::: Provided information

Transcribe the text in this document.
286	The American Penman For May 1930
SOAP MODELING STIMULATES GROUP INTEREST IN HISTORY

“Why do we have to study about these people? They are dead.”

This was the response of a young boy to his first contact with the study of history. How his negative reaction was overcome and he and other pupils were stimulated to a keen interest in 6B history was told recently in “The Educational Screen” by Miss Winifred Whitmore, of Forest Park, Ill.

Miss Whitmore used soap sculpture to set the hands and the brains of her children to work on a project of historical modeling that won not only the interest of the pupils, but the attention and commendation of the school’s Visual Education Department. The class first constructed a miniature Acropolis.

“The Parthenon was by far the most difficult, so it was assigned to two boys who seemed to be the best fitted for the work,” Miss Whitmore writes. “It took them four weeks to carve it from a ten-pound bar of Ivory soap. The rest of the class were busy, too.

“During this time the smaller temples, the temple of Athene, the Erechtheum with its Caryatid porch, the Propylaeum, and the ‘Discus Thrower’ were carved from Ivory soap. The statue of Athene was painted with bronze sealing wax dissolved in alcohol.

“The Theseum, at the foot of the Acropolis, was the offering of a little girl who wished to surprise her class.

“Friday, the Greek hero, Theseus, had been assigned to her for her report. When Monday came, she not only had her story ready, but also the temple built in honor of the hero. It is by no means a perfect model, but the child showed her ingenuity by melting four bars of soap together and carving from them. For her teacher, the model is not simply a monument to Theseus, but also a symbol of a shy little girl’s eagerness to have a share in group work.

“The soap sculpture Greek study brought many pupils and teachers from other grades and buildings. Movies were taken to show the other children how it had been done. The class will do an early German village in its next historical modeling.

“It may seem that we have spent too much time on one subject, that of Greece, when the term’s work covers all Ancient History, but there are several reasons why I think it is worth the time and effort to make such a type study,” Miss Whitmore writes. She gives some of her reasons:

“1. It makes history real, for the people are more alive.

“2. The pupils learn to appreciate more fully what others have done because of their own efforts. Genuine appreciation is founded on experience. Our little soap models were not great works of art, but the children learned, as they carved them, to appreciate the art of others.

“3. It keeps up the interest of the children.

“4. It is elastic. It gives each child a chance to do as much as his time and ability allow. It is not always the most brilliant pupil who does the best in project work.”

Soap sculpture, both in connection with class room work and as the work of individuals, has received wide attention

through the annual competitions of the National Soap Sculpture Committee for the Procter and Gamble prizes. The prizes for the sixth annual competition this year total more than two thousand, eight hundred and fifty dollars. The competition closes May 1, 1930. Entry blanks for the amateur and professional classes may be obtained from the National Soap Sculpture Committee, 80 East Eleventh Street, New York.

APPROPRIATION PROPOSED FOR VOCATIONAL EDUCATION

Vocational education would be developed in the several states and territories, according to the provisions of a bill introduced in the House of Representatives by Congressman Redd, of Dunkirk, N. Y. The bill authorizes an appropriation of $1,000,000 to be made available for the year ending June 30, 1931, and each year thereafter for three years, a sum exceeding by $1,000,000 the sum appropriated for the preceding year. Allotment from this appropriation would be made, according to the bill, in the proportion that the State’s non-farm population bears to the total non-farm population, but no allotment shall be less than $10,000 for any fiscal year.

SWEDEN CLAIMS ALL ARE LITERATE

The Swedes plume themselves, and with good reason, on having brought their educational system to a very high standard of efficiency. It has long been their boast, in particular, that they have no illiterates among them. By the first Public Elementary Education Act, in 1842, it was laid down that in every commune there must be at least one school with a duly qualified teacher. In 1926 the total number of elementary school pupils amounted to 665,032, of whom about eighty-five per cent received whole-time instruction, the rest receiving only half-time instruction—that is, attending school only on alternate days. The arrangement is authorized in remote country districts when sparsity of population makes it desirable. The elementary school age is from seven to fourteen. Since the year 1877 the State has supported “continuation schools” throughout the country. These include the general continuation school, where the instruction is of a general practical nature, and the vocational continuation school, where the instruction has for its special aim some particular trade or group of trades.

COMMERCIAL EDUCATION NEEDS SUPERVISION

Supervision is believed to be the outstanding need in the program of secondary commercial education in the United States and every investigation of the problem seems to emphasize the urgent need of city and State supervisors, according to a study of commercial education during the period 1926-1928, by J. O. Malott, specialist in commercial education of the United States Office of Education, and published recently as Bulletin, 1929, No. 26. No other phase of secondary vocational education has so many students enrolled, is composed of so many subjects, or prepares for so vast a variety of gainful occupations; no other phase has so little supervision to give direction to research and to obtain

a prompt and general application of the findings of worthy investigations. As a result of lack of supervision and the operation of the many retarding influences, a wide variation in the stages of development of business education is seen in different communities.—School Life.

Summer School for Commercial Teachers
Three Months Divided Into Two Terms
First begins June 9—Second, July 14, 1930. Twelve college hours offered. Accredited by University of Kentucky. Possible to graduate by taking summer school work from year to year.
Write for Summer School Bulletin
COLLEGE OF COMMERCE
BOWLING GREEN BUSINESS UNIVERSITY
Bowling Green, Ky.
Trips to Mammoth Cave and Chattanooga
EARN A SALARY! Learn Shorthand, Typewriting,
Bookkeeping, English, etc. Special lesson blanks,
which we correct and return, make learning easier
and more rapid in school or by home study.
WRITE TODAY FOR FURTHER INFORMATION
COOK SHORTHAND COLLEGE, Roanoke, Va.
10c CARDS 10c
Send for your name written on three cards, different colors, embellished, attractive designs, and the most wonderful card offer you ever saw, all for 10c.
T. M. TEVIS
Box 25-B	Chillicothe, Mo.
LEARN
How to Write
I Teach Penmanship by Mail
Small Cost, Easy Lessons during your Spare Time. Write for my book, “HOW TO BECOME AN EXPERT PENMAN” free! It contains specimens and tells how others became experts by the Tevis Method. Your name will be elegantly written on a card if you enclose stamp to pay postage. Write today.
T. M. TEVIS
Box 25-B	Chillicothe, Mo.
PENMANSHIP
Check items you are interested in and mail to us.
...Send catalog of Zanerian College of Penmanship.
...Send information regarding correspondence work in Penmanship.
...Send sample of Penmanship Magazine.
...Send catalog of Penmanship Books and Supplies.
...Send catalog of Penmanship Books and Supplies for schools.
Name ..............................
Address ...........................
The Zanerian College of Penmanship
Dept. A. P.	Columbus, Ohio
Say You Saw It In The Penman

::::::

Copy all the entries verbatim.

_Reply_.
Transcribe the text in this document.
286	The American Penman For May 1930
SOAP MODELING STIMULATES GROUP INTEREST IN HISTORY

“Why do we have to study about these people? They are dead.”

This was the response of a young boy to his first contact with the study of history. How his negative reaction was overcome and he and other pupils were stimulated to a keen interest in 6B history was told recently in “The Educational Screen” by Miss Winifred Whitmore, of Forest Park, Ill.

Miss Whitmore used soap sculpture to set the hands and the brains of her children to work on a project of historical modeling that won not only the interest of the pupils, but the attention and commendation of the school’s Visual Education Department. The class first constructed a miniature Acropolis.

“The Parthenon was by far the most difficult, so it was assigned to two boys who seemed to be the best fitted for the work,” Miss Whitmore writes. “It took them four weeks to carve it from a ten-pound bar of Ivory soap. The rest of the class were busy, too.

“During this time the smaller temples, the temple of Athene, the Erechtheum with its Caryatid porch, the Propylaeum, and the ‘Discus Thrower’ were carved from Ivory soap. The statue of Athene was painted with bronze sealing wax dissolved in alcohol.

“The Theseum, at the foot of the Acropolis, was the offering of a little girl who wished to surprise her class.

“Friday, the Greek hero, Theseus, had been assigned to her for her report. When Monday came, she not only had her story ready, but also the temple built in honor of the hero. It is by no means a perfect model, but the child showed her ingenuity by melting four bars of soap together and carving from them. For her teacher, the model is not simply a monument to Theseus, but also a symbol of a shy little girl’s eagerness to have a share in group work.

“The soap sculpture Greek study brought many pupils and teachers from other grades and buildings. Movies were taken to show the other children how it had been done. The class will do an early German village in its next historical modeling.

“It may seem that we have spent too much time on one subject, that of Greece, when the term’s work covers all Ancient History, but there are several reasons why I think it is worth the time and effort to make such a type study,” Miss Whitmore writes. She gives some of her reasons:

“1. It makes history real, for the people are more alive.

“2. The pupils learn to appreciate more fully what others have done because of their own efforts. Genuine appreciation is founded on experience. Our little soap models were not great works of art, but the children learned, as they carved them, to appreciate the art of others.

“3. It keeps up the interest of the children.

“4. It is elastic. It gives each child a chance to do as much as his time and ability allow. It is not always the most brilliant pupil who does the best in project work.”

Soap sculpture, both in connection with class room work and as the work of individuals, has received wide attention

through the annual competitions of the National Soap Sculpture Committee for the Procter and Gamble prizes. The prizes for the sixth annual competition this year total more than two thousand, eight hundred and fifty dollars. The competition closes May 1, 1930. Entry blanks for the amateur and professional classes may be obtained from the National Soap Sculpture Committee, 80 East Eleventh Street, New York.

APPROPRIATION PROPOSED FOR VOCATIONAL EDUCATION

Vocational education would be developed in the several states and territories, according to the provisions of a bill introduced in the House of Representatives by Congressman Redd, of Dunkirk, N. Y. The bill authorizes an appropriation of $1,000,000 to be made available for the year ending June 30, 1931, and each year thereafter for three years, a sum exceeding by $1,000,000 the sum appropriated for the preceding year. Allotment from this appropriation would be made, according to the bill, in the proportion that the State’s non-farm population bears to the total non-farm population, but no allotment shall be less than $10,000 for any fiscal year.

SWEDEN CLAIMS ALL ARE LITERATE

The Swedes plume themselves, and with good reason, on having brought their educational system to a very high standard of efficiency. It has long been their boast, in particular, that they have no illiterates among them. By the first Public Elementary Education Act, in 1842, it was laid down that in every commune there must be at least one school with a duly qualified teacher. In 1926 the total number of elementary school pupils amounted to 665,032, of whom about eighty-five per cent received whole-time instruction, the rest receiving only half-time instruction—that is, attending school only on alternate days. The arrangement is authorized in remote country districts when sparsity of population makes it desirable. The elementary school age is from seven to fourteen. Since the year 1877 the State has supported “continuation schools” throughout the country. These include the general continuation school, where the instruction is of a general practical nature, and the vocational continuation school, where the instruction has for its special aim some particular trade or group of trades.

COMMERCIAL EDUCATION NEEDS SUPERVISION

Supervision is believed to be the outstanding need in the program of secondary commercial education in the United States and every investigation of the problem seems to emphasize the urgent need of city and State supervisors, according to a study of commercial education during the period 1926-1928, by J. O. Malott, specialist in commercial education of the United States Office of Education, and published recently as Bulletin, 1929, No. 26. No other phase of secondary vocational education has so many students enrolled, is composed of so many subjects, or prepares for so vast a variety of gainful occupations; no other phase has so little supervision to give direction to research and to obtain

a prompt and general application of the findings of worthy investigations. As a result of lack of supervision and the operation of the many retarding influences, a wide variation in the stages of development of business education is seen in different communities.—School Life.

Summer School for Commercial Teachers
Three Months Divided Into Two Terms
First begins June 9—Second, July 14, 1930. Twelve college hours offered. Accredited by University of Kentucky. Possible to graduate by taking summer school work from year to year.
Write for Summer School Bulletin
COLLEGE OF COMMERCE
BOWLING GREEN BUSINESS UNIVERSITY
Bowling Green, Ky.
Trips to Mammoth Cave and Chattanooga
EARN A SALARY! Learn Shorthand, Typewriting,
Bookkeeping, English, etc. Special lesson blanks,
which we correct and return, make learning easier
and more rapid in school or by home study.
WRITE TODAY FOR FURTHER INFORMATION
COOK SHORTHAND COLLEGE, Roanoke, Va.
10c CARDS 10c
Send for your name written on three cards, different colors, embellished, attractive designs, and the most wonderful card offer you ever saw, all for 10c.
T. M. TEVIS
Box 25-B	Chillicothe, Mo.
LEARN
How to Write
I Teach Penmanship by Mail
Small Cost, Easy Lessons during your Spare Time. Write for my book, “HOW TO BECOME AN EXPERT PENMAN” free! It contains specimens and tells how others became experts by the Tevis Method. Your name will be elegantly written on a card if you enclose stamp to pay postage. Write today.
T. M. TEVIS
Box 25-B	Chillicothe, Mo.
PENMANSHIP
Check items you are interested in and mail to us.
...Send catalog of Zanerian College of Penmanship.
...Send information regarding correspondence work in Penmanship.
...Send sample of Penmanship Magazine.
...Send catalog of Penmanship Books and Supplies.
...Send catalog of Penmanship Books and Supplies for schools.
Name ..............................
Address ...........................
The Zanerian College of Penmanship
Dept. A. P.	Columbus, Ohio
Say You Saw It In The Penman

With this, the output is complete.